What needs to be done -
Reproduce all of the material word for word.

Supplied data -
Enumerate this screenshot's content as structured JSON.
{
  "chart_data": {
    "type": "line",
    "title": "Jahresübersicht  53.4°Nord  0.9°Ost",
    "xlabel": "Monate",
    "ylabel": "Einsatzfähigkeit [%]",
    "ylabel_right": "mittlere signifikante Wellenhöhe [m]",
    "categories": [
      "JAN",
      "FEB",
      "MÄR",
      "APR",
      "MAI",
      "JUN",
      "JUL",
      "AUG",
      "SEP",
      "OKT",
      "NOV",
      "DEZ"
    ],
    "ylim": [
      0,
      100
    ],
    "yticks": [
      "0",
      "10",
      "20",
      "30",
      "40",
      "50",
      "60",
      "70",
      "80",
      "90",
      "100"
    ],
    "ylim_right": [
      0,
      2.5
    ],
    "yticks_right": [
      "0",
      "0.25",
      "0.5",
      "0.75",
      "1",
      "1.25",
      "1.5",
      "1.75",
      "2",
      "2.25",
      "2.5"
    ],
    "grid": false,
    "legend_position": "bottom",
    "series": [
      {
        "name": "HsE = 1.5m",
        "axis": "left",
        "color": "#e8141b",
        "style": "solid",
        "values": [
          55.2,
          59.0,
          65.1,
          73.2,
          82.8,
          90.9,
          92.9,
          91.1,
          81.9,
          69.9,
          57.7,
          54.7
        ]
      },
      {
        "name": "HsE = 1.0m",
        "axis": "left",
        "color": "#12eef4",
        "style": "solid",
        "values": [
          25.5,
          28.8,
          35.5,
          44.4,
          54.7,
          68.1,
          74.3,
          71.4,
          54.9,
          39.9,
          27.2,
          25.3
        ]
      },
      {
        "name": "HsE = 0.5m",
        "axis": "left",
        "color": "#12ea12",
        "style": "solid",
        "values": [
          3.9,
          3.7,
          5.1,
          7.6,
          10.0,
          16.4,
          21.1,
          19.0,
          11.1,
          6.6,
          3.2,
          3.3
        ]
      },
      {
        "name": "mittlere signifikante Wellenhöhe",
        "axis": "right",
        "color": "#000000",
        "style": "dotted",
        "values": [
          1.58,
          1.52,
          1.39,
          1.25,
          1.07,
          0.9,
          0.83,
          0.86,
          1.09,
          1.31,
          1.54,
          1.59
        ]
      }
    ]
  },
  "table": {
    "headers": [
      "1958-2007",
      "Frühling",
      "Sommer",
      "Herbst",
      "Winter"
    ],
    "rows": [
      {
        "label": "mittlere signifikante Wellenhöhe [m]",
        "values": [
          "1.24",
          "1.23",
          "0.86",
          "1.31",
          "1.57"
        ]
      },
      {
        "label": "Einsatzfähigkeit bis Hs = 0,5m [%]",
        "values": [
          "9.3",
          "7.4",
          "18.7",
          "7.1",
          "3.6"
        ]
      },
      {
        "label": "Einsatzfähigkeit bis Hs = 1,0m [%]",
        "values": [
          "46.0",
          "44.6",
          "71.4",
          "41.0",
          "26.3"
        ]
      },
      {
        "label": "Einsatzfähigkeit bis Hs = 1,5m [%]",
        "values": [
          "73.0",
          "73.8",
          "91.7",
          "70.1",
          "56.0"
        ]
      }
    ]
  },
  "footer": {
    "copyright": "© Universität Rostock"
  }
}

Correct output -
Enumerate this screenshot's content as structured JSON.
{
  "chart_data": {
    "type": "line",
    "title": "Jahresübersicht  53.4°Nord  0.9°Ost",
    "xlabel": "Monate",
    "ylabel": "Einsatzfähigkeit [%]",
    "ylabel_right": "mittlere signifikante Wellenhöhe [m]",
    "categories": [
      "JAN",
      "FEB",
      "MÄR",
      "APR",
      "MAI",
      "JUN",
      "JUL",
      "AUG",
      "SEP",
      "OKT",
      "NOV",
      "DEZ"
    ],
    "ylim": [
      0,
      100
    ],
    "yticks": [
      "0",
      "10",
      "20",
      "30",
      "40",
      "50",
      "60",
      "70",
      "80",
      "90",
      "100"
    ],
    "ylim_right": [
      0,
      2.5
    ],
    "yticks_right": [
      "0",
      "0.25",
      "0.5",
      "0.75",
      "1",
      "1.25",
      "1.5",
      "1.75",
      "2",
      "2.25",
      "2.5"
    ],
    "grid": false,
    "legend_position": "bottom",
    "series": [
      {
        "name": "HsE = 1.5m",
        "axis": "left",
        "color": "#e8141b",
        "style": "solid",
        "values": [
          55.2,
          59.0,
          65.1,
          73.2,
          82.8,
          90.9,
          92.9,
          91.1,
          81.9,
          69.9,
          57.7,
          54.7
        ]
      },
      {
        "name": "HsE = 1.0m",
        "axis": "left",
        "color": "#12eef4",
        "style": "solid",
        "values": [
          25.5,
          28.8,
          35.5,
          44.4,
          54.7,
          68.1,
          74.3,
          71.4,
          54.9,
          39.9,
          27.2,
          25.3
        ]
      },
      {
        "name": "HsE = 0.5m",
        "axis": "left",
        "color": "#12ea12",
        "style": "solid",
        "values": [
          3.9,
          3.7,
          5.1,
          7.6,
          10.0,
          16.4,
          21.1,
          19.0,
          11.1,
          6.6,
          3.2,
          3.3
        ]
      },
      {
        "name": "mittlere signifikante Wellenhöhe",
        "axis": "right",
        "color": "#000000",
        "style": "dotted",
        "values": [
          1.58,
          1.52,
          1.39,
          1.25,
          1.07,
          0.9,
          0.83,
          0.86,
          1.09,
          1.31,
          1.54,
          1.59
        ]
      }
    ]
  },
  "table": {
    "headers": [
      "1958-2007",
      "Frühling",
      "Sommer",
      "Herbst",
      "Winter"
    ],
    "rows": [
      {
        "label": "mittlere signifikante Wellenhöhe [m]",
        "values": [
          "1.24",
          "1.23",
          "0.86",
          "1.31",
          "1.57"
        ]
      },
      {
        "label": "Einsatzfähigkeit bis Hs = 0,5m [%]",
        "values": [
          "9.3",
          "7.4",
          "18.7",
          "7.1",
          "3.6"
        ]
      },
      {
        "label": "Einsatzfähigkeit bis Hs = 1,0m [%]",
        "values": [
          "46.0",
          "44.6",
          "71.4",
          "41.0",
          "26.3"
        ]
      },
      {
        "label": "Einsatzfähigkeit bis Hs = 1,5m [%]",
        "values": [
          "73.0",
          "73.8",
          "91.7",
          "70.1",
          "56.0"
        ]
      }
    ]
  },
  "footer": {
    "copyright": "© Universität Rostock"
  }
}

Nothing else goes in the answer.